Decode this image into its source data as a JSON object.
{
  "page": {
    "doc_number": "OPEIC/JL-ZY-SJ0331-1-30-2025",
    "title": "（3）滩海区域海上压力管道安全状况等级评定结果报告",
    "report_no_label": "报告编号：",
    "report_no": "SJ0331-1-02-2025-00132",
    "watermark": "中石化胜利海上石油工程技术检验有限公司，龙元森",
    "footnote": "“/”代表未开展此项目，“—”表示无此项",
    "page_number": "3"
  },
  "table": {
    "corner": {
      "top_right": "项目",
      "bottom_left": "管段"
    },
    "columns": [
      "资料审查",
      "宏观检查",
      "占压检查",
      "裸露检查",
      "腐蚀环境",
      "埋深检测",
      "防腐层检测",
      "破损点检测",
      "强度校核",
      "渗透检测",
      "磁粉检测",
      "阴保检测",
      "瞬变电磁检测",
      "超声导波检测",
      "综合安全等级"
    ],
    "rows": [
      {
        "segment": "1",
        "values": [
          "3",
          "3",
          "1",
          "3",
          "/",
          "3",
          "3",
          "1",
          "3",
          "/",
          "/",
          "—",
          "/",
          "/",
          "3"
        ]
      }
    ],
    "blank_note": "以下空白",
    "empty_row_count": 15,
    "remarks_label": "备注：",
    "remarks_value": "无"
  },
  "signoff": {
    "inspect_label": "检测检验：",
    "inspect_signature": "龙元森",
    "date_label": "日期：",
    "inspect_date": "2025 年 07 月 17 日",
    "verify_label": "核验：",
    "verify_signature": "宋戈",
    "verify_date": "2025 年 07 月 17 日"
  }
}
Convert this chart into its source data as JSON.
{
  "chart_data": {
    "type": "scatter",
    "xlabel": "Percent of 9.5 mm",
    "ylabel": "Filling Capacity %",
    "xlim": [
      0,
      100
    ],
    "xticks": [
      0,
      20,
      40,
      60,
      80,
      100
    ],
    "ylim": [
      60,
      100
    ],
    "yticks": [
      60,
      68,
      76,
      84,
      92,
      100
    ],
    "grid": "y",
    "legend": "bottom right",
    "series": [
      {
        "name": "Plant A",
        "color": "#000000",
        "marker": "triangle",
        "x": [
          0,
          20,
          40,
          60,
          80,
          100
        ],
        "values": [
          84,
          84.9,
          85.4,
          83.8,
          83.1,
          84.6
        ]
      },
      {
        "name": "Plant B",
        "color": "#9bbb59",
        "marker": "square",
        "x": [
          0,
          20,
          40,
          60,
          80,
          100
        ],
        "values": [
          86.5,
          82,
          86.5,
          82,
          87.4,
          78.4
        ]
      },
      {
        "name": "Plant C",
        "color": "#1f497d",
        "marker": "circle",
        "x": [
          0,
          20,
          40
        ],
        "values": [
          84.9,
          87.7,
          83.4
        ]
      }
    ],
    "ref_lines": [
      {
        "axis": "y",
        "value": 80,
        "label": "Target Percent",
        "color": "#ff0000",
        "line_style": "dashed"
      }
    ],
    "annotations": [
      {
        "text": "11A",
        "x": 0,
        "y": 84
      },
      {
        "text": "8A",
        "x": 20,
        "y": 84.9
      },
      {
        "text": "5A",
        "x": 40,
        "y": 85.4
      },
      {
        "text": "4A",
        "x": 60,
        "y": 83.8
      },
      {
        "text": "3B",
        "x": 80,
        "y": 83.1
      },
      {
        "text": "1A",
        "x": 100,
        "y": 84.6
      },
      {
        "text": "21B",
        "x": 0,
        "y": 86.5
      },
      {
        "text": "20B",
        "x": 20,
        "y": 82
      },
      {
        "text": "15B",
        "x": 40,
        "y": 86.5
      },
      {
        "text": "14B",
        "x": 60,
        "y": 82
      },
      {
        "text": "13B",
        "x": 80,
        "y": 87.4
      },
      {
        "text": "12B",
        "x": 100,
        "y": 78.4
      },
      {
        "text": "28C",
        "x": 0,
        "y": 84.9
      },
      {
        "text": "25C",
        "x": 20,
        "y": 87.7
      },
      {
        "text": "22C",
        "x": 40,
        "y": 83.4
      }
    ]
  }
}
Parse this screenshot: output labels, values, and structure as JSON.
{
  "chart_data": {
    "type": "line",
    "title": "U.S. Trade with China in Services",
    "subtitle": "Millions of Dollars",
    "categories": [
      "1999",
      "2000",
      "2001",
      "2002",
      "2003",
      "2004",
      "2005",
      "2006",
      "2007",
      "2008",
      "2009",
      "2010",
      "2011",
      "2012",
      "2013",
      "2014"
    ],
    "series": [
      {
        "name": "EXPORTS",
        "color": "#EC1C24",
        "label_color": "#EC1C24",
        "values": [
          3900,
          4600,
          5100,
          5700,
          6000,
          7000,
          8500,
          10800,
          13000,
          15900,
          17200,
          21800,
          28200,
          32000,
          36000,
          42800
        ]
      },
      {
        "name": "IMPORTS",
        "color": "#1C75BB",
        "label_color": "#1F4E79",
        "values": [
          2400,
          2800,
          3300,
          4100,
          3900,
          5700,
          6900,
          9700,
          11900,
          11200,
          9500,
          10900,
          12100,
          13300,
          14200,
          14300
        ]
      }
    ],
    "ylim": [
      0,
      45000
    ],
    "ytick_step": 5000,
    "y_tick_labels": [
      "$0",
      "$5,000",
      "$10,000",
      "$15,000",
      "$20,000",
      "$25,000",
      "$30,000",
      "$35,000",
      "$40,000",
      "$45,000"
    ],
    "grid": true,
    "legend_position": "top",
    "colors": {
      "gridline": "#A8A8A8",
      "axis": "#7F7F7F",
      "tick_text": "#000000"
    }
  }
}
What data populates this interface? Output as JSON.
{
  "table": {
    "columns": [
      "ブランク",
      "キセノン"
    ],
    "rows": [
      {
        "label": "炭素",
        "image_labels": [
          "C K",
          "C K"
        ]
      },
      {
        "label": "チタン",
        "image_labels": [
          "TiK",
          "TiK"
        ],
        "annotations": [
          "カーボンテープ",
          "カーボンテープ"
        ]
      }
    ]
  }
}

■ ■ ■ ■

▶ Exercise task
Reproduce the records in full, exactly as written.

▶ Task answer
Decode this image into its source data as a JSON object.
{
  "page": {
    "doc_number": "OPEIC/JL-ZY-SJ0331-1-30-2025",
    "title": "（3）滩海区域海上压力管道安全状况等级评定结果报告",
    "report_no_label": "报告编号：",
    "report_no": "SJ0331-1-02-2025-00132",
    "watermark": "中石化胜利海上石油工程技术检验有限公司，龙元森",
    "footnote": "“/”代表未开展此项目，“—”表示无此项",
    "page_number": "3"
  },
  "table": {
    "corner": {
      "top_right": "项目",
      "bottom_left": "管段"
    },
    "columns": [
      "资料审查",
      "宏观检查",
      "占压检查",
      "裸露检查",
      "腐蚀环境",
      "埋深检测",
      "防腐层检测",
      "破损点检测",
      "强度校核",
      "渗透检测",
      "磁粉检测",
      "阴保检测",
      "瞬变电磁检测",
      "超声导波检测",
      "综合安全等级"
    ],
    "rows": [
      {
        "segment": "1",
        "values": [
          "3",
          "3",
          "1",
          "3",
          "/",
          "3",
          "3",
          "1",
          "3",
          "/",
          "/",
          "—",
          "/",
          "/",
          "3"
        ]
      }
    ],
    "blank_note": "以下空白",
    "empty_row_count": 15,
    "remarks_label": "备注：",
    "remarks_value": "无"
  },
  "signoff": {
    "inspect_label": "检测检验：",
    "inspect_signature": "龙元森",
    "date_label": "日期：",
    "inspect_date": "2025 年 07 月 17 日",
    "verify_label": "核验：",
    "verify_signature": "宋戈",
    "verify_date": "2025 年 07 月 17 日"
  }
}
Convert this chart into its source data as JSON.
{
  "chart_data": {
    "type": "scatter",
    "xlabel": "Percent of 9.5 mm",
    "ylabel": "Filling Capacity %",
    "xlim": [
      0,
      100
    ],
    "xticks": [
      0,
      20,
      40,
      60,
      80,
      100
    ],
    "ylim": [
      60,
      100
    ],
    "yticks": [
      60,
      68,
      76,
      84,
      92,
      100
    ],
    "grid": "y",
    "legend": "bottom right",
    "series": [
      {
        "name": "Plant A",
        "color": "#000000",
        "marker": "triangle",
        "x": [
          0,
          20,
          40,
          60,
          80,
          100
        ],
        "values": [
          84,
          84.9,
          85.4,
          83.8,
          83.1,
          84.6
        ]
      },
      {
        "name": "Plant B",
        "color": "#9bbb59",
        "marker": "square",
        "x": [
          0,
          20,
          40,
          60,
          80,
          100
        ],
        "values": [
          86.5,
          82,
          86.5,
          82,
          87.4,
          78.4
        ]
      },
      {
        "name": "Plant C",
        "color": "#1f497d",
        "marker": "circle",
        "x": [
          0,
          20,
          40
        ],
        "values": [
          84.9,
          87.7,
          83.4
        ]
      }
    ],
    "ref_lines": [
      {
        "axis": "y",
        "value": 80,
        "label": "Target Percent",
        "color": "#ff0000",
        "line_style": "dashed"
      }
    ],
    "annotations": [
      {
        "text": "11A",
        "x": 0,
        "y": 84
      },
      {
        "text": "8A",
        "x": 20,
        "y": 84.9
      },
      {
        "text": "5A",
        "x": 40,
        "y": 85.4
      },
      {
        "text": "4A",
        "x": 60,
        "y": 83.8
      },
      {
        "text": "3B",
        "x": 80,
        "y": 83.1
      },
      {
        "text": "1A",
        "x": 100,
        "y": 84.6
      },
      {
        "text": "21B",
        "x": 0,
        "y": 86.5
      },
      {
        "text": "20B",
        "x": 20,
        "y": 82
      },
      {
        "text": "15B",
        "x": 40,
        "y": 86.5
      },
      {
        "text": "14B",
        "x": 60,
        "y": 82
      },
      {
        "text": "13B",
        "x": 80,
        "y": 87.4
      },
      {
        "text": "12B",
        "x": 100,
        "y": 78.4
      },
      {
        "text": "28C",
        "x": 0,
        "y": 84.9
      },
      {
        "text": "25C",
        "x": 20,
        "y": 87.7
      },
      {
        "text": "22C",
        "x": 40,
        "y": 83.4
      }
    ]
  }
}
Parse this screenshot: output labels, values, and structure as JSON.
{
  "chart_data": {
    "type": "line",
    "title": "U.S. Trade with China in Services",
    "subtitle": "Millions of Dollars",
    "categories": [
      "1999",
      "2000",
      "2001",
      "2002",
      "2003",
      "2004",
      "2005",
      "2006",
      "2007",
      "2008",
      "2009",
      "2010",
      "2011",
      "2012",
      "2013",
      "2014"
    ],
    "series": [
      {
        "name": "EXPORTS",
        "color": "#EC1C24",
        "label_color": "#EC1C24",
        "values": [
          3900,
          4600,
          5100,
          5700,
          6000,
          7000,
          8500,
          10800,
          13000,
          15900,
          17200,
          21800,
          28200,
          32000,
          36000,
          42800
        ]
      },
      {
        "name": "IMPORTS",
        "color": "#1C75BB",
        "label_color": "#1F4E79",
        "values": [
          2400,
          2800,
          3300,
          4100,
          3900,
          5700,
          6900,
          9700,
          11900,
          11200,
          9500,
          10900,
          12100,
          13300,
          14200,
          14300
        ]
      }
    ],
    "ylim": [
      0,
      45000
    ],
    "ytick_step": 5000,
    "y_tick_labels": [
      "$0",
      "$5,000",
      "$10,000",
      "$15,000",
      "$20,000",
      "$25,000",
      "$30,000",
      "$35,000",
      "$40,000",
      "$45,000"
    ],
    "grid": true,
    "legend_position": "top",
    "colors": {
      "gridline": "#A8A8A8",
      "axis": "#7F7F7F",
      "tick_text": "#000000"
    }
  }
}
What data populates this interface? Output as JSON.
{
  "table": {
    "columns": [
      "ブランク",
      "キセノン"
    ],
    "rows": [
      {
        "label": "炭素",
        "image_labels": [
          "C K",
          "C K"
        ]
      },
      {
        "label": "チタン",
        "image_labels": [
          "TiK",
          "TiK"
        ],
        "annotations": [
          "カーボンテープ",
          "カーボンテープ"
        ]
      }
    ]
  }
}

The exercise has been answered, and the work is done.